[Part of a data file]
## BEGIN
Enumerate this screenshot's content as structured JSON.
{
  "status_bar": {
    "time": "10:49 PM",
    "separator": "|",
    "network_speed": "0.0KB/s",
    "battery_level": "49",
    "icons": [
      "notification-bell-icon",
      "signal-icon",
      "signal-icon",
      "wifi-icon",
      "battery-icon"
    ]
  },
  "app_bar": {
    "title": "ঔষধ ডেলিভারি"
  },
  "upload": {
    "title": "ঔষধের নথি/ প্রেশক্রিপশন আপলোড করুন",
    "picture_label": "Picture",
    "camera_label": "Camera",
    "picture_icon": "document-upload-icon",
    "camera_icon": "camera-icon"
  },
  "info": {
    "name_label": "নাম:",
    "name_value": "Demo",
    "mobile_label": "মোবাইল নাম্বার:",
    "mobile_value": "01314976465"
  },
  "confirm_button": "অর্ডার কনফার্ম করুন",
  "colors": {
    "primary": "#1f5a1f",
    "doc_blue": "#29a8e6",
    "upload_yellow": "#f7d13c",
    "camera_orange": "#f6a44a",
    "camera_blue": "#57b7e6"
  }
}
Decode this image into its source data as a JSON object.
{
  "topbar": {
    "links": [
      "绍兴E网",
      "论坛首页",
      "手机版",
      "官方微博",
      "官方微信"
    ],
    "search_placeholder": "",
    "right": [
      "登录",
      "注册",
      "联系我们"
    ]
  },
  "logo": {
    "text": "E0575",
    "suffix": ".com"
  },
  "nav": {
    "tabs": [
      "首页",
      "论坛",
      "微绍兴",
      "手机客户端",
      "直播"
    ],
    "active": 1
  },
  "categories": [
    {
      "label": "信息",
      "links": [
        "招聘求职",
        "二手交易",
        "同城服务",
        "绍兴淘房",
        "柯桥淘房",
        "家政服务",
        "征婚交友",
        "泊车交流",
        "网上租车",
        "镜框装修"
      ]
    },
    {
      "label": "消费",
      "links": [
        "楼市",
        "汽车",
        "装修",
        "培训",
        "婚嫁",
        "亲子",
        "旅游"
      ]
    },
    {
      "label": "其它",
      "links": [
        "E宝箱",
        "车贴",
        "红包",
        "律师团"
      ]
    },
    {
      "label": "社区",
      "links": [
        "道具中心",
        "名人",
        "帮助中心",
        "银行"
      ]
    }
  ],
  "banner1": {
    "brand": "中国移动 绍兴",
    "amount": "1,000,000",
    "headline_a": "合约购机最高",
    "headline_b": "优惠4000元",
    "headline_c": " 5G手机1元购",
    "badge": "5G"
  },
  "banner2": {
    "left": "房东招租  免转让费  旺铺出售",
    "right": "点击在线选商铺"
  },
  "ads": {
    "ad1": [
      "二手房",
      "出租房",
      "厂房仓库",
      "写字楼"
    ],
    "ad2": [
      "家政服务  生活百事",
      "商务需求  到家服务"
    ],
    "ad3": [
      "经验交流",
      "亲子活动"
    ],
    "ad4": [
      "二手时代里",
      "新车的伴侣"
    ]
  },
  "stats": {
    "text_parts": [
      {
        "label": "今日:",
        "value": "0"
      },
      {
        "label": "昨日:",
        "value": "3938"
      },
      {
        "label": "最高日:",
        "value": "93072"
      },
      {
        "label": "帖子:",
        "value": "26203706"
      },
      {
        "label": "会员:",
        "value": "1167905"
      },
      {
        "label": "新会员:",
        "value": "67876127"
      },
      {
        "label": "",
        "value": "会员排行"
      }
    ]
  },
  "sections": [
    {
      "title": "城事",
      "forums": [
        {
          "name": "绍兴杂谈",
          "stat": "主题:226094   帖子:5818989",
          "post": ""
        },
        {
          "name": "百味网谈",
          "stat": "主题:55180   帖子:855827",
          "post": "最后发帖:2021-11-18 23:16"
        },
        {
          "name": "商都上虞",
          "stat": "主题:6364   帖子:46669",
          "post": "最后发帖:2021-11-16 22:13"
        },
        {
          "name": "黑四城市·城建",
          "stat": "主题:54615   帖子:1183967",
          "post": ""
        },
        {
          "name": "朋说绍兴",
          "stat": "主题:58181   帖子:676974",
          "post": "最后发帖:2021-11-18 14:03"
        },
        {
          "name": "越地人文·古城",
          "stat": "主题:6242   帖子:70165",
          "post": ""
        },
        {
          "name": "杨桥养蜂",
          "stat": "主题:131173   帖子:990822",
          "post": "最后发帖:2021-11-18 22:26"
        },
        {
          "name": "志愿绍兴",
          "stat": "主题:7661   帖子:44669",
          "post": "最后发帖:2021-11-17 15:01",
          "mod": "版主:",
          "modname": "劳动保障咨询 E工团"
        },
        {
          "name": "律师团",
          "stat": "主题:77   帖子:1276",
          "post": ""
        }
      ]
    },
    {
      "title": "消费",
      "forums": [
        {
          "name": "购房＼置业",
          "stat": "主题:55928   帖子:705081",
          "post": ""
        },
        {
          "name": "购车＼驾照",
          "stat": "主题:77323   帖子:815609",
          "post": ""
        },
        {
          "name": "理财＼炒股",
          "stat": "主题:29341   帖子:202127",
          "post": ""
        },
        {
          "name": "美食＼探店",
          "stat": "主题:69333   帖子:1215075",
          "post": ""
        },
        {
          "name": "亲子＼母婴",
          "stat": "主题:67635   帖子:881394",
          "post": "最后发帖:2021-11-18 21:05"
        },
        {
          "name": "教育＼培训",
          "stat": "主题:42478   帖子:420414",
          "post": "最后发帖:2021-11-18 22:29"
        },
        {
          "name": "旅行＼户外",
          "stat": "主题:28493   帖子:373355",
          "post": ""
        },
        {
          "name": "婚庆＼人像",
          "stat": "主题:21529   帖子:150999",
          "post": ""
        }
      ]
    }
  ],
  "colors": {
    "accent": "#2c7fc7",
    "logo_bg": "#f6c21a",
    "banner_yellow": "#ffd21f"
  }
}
## END
Requirement => Check each line above for the string "最后发帖" and show the ones that have it.

Task solution =>
          "post": "最后发帖:2021-11-18 23:16"
          "post": "最后发帖:2021-11-16 22:13"
          "post": "最后发帖:2021-11-18 14:03"
          "post": "最后发帖:2021-11-18 22:26"
          "post": "最后发帖:2021-11-17 15:01",
          "post": "最后发帖:2021-11-18 21:05"
          "post": "最后发帖:2021-11-18 22:29"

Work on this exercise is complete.